AIM:
Reproduce the material exactly, omitting nothing.

INFORMATION SUPPLIED:
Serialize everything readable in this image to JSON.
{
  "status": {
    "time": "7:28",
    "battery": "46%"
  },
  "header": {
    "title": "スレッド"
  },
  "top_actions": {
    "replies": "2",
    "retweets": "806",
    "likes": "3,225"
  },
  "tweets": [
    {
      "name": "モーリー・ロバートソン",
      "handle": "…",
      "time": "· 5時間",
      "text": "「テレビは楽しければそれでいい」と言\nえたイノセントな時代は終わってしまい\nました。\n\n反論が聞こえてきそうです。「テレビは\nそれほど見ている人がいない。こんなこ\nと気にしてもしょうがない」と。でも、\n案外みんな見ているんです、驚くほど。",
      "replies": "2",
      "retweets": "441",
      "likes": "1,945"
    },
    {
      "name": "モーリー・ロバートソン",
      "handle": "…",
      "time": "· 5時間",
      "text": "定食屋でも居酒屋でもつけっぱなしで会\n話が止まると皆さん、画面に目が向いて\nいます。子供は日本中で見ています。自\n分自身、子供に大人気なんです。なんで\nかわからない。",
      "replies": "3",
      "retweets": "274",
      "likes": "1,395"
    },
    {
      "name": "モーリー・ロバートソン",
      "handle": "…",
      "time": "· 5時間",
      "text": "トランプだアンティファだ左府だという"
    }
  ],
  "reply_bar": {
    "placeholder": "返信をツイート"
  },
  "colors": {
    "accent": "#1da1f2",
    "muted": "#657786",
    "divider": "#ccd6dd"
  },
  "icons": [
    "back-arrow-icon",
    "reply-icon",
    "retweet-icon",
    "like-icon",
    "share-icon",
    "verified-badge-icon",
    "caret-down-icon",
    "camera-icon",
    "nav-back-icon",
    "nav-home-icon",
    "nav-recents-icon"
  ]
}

OUTPUT:
Serialize everything readable in this image to JSON.
{
  "status": {
    "time": "7:28",
    "battery": "46%"
  },
  "header": {
    "title": "スレッド"
  },
  "top_actions": {
    "replies": "2",
    "retweets": "806",
    "likes": "3,225"
  },
  "tweets": [
    {
      "name": "モーリー・ロバートソン",
      "handle": "…",
      "time": "· 5時間",
      "text": "「テレビは楽しければそれでいい」と言\nえたイノセントな時代は終わってしまい\nました。\n\n反論が聞こえてきそうです。「テレビは\nそれほど見ている人がいない。こんなこ\nと気にしてもしょうがない」と。でも、\n案外みんな見ているんです、驚くほど。",
      "replies": "2",
      "retweets": "441",
      "likes": "1,945"
    },
    {
      "name": "モーリー・ロバートソン",
      "handle": "…",
      "time": "· 5時間",
      "text": "定食屋でも居酒屋でもつけっぱなしで会\n話が止まると皆さん、画面に目が向いて\nいます。子供は日本中で見ています。自\n分自身、子供に大人気なんです。なんで\nかわからない。",
      "replies": "3",
      "retweets": "274",
      "likes": "1,395"
    },
    {
      "name": "モーリー・ロバートソン",
      "handle": "…",
      "time": "· 5時間",
      "text": "トランプだアンティファだ左府だという"
    }
  ],
  "reply_bar": {
    "placeholder": "返信をツイート"
  },
  "colors": {
    "accent": "#1da1f2",
    "muted": "#657786",
    "divider": "#ccd6dd"
  },
  "icons": [
    "back-arrow-icon",
    "reply-icon",
    "retweet-icon",
    "like-icon",
    "share-icon",
    "verified-badge-icon",
    "caret-down-icon",
    "camera-icon",
    "nav-back-icon",
    "nav-home-icon",
    "nav-recents-icon"
  ]
}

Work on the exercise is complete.